Prompt 1: According to the call transcript, how many tons of crude inventory were held on May 1?
Prompt 2: Reproduce verbatim the passage of the call transcript that starts with the words "I mentioned, our" and ends with "on There increase.".

Text:
So what are your likely timelines for that?

Speaker 4

Look, we are also guided by the studies which are done internationally. A lot of agencies, lot of consultants keep on reporting various numbers. And based on those estimates, only we are saying that the current year petroleum product growth will be, say, perhaps minus 5% or so. And perhaps sometime the next year, the demand may come back to the original levels. Now the product wise difference within this will be there, while MS and HST may come back very quickly, LPG has seen a growth.

ATF will take a longer time to recover. So product wise, differences will be there in the recovery rates. But on an overall basis, perhaps 2021, 2022 should see the normal levels as are prevailing pre COVID.

Speaker 5

Okay. Thank you, sir.

Speaker 1

Thank you, Mr. Jain. We'll take our last question for the day from Mr. Vineet Joshi from Goldman Sachs. Please go ahead, sir.

Speaker 3

Hi, sir. Thank you for taking my question. So my question is on inventory and working capital that you mentioned earlier. So if I heard correctly, you said that you have 8,000,000 tons of crude inventory. But can you also talk about the like I think the oil industry mentioned that the Indian companies have opportunistically bought crude and stored in floating storage as well.

So if we look at both the land as well as the floating storage for Illinois, what that amount would be? And the second question is, you mentioned that, there has been some additional investment in working capital, which has led to the higher debt. Can you please quantify what that additional working capital investment is, which we should be normalizing in our numbers going forward? So first on the inventory, as

Speaker 4

I mentioned, our normal levels are about 8,000,000 tonnes of crude inventory. And we had on April 1 9,800,000 tons, on May 1 11,400,000 tons, on June 1 10,200,000 tons and perhaps by July 1 we will sort of revert to the normal levels. So we did procure certain crudes despite the certain additional crudes, despite the reduction in the processing rate of the refineries. And we believe that it will give us new benefits in the periods to come. Your second question was on There increase.

Records from a collection

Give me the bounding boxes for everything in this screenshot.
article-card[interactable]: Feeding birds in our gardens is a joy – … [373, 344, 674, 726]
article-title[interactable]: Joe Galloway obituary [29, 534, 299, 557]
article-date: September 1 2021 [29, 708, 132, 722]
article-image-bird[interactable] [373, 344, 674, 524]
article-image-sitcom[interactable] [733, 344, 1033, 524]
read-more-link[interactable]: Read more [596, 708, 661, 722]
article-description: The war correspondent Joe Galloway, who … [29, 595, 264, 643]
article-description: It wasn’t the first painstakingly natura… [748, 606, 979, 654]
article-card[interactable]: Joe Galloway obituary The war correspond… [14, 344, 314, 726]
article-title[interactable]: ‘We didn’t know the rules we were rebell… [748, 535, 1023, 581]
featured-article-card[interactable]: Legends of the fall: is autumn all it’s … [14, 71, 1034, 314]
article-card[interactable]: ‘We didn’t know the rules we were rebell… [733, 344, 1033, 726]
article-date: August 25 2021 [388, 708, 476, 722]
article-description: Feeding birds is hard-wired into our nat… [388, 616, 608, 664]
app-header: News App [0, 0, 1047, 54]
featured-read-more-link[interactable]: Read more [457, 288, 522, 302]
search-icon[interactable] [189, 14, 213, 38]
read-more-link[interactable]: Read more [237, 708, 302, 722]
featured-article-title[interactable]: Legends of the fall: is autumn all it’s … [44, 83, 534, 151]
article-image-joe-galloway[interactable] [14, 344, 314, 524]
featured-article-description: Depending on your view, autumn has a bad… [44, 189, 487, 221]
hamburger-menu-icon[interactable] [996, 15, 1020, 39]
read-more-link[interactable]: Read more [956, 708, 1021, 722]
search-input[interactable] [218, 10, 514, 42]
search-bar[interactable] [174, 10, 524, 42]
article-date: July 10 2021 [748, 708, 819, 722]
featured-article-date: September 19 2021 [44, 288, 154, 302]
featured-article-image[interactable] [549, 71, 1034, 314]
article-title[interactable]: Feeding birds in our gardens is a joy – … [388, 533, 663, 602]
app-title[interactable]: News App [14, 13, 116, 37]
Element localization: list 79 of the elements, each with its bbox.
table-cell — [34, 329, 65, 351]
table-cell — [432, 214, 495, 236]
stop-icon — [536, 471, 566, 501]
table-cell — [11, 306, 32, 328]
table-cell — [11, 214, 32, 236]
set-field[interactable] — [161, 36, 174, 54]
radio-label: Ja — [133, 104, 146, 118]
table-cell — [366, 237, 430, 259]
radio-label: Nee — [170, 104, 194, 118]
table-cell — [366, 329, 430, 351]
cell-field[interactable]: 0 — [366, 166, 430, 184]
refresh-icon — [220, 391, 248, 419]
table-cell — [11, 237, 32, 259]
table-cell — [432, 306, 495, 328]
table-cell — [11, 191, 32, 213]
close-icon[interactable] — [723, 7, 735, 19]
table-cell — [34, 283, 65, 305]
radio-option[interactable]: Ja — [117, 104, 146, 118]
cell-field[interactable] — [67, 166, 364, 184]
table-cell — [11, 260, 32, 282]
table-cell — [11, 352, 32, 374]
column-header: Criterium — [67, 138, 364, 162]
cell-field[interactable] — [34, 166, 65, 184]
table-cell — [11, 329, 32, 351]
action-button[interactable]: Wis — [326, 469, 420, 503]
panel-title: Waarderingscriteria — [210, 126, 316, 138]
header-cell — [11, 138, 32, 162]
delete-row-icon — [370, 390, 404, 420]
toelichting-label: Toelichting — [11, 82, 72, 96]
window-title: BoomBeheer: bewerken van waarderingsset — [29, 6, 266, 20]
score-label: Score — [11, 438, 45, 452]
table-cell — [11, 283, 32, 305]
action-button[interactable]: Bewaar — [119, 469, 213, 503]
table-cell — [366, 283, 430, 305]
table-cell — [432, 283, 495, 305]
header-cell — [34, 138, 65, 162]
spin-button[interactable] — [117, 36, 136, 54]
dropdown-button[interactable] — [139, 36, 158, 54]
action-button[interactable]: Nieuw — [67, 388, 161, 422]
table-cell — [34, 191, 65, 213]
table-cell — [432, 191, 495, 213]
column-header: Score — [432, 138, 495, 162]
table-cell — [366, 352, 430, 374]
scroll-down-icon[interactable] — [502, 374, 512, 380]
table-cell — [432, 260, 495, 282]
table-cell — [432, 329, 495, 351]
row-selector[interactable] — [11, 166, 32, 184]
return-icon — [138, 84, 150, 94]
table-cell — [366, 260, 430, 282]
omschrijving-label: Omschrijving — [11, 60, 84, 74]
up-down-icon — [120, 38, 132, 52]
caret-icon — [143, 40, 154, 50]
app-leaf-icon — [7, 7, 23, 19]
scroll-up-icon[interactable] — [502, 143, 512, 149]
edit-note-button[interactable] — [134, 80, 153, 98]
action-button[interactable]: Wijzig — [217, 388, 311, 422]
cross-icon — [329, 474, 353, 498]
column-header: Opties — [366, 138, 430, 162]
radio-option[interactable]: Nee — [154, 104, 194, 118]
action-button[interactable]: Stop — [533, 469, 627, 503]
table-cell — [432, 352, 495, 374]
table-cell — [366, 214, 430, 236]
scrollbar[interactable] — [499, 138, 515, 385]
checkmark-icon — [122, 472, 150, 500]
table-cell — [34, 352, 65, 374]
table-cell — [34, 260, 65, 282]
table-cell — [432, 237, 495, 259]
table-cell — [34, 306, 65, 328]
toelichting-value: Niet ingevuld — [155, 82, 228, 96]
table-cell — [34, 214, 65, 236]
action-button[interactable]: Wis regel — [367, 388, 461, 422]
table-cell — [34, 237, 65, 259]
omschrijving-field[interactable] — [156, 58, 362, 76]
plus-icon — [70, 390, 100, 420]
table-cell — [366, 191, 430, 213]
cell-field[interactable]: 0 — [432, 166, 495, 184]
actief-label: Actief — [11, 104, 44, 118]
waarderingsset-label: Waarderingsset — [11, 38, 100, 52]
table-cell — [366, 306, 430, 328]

Exercise answer 1: 11,400,000 tons

Exercise answer 2:
I mentioned, our normal levels are about 8,000,000 tonnes of crude inventory. And we had on April 1 9,800,000 tons, on May 1 11,400,000 tons, on June 1 10,200,000 tons and perhaps by July 1 we will sort of revert to the normal levels. So we did procure certain crudes despite the certain additional crudes, despite the reduction in the processing rate of the refineries. And we believe that it will give us new benefits in the periods to come. Your second question was on There increase.